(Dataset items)
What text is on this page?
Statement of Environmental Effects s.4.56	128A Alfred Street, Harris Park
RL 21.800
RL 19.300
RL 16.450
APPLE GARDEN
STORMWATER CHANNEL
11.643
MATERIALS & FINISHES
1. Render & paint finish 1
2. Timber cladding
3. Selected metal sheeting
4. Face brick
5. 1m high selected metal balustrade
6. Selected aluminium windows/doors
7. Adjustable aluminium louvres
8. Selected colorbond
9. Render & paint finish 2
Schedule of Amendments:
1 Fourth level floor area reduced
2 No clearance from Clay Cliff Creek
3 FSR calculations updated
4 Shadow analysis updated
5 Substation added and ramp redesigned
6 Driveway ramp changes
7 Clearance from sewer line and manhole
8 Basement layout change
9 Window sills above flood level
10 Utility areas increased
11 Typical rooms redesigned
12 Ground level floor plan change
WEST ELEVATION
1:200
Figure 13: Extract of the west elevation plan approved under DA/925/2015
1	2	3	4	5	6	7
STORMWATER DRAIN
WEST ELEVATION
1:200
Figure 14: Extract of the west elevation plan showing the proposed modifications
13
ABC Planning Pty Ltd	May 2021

Directions:
Every entry needs to be retyped exactly.

Written response:
What text is on this page?
Statement of Environmental Effects s.4.56	128A Alfred Street, Harris Park
RL 21.800
RL 19.300
RL 16.450
APPLE GARDEN
STORMWATER CHANNEL
11.643
MATERIALS & FINISHES
1. Render & paint finish 1
2. Timber cladding
3. Selected metal sheeting
4. Face brick
5. 1m high selected metal balustrade
6. Selected aluminium windows/doors
7. Adjustable aluminium louvres
8. Selected colorbond
9. Render & paint finish 2
Schedule of Amendments:
1 Fourth level floor area reduced
2 No clearance from Clay Cliff Creek
3 FSR calculations updated
4 Shadow analysis updated
5 Substation added and ramp redesigned
6 Driveway ramp changes
7 Clearance from sewer line and manhole
8 Basement layout change
9 Window sills above flood level
10 Utility areas increased
11 Typical rooms redesigned
12 Ground level floor plan change
WEST ELEVATION
1:200
Figure 13: Extract of the west elevation plan approved under DA/925/2015
1	2	3	4	5	6	7
STORMWATER DRAIN
WEST ELEVATION
1:200
Figure 14: Extract of the west elevation plan showing the proposed modifications
13
ABC Planning Pty Ltd	May 2021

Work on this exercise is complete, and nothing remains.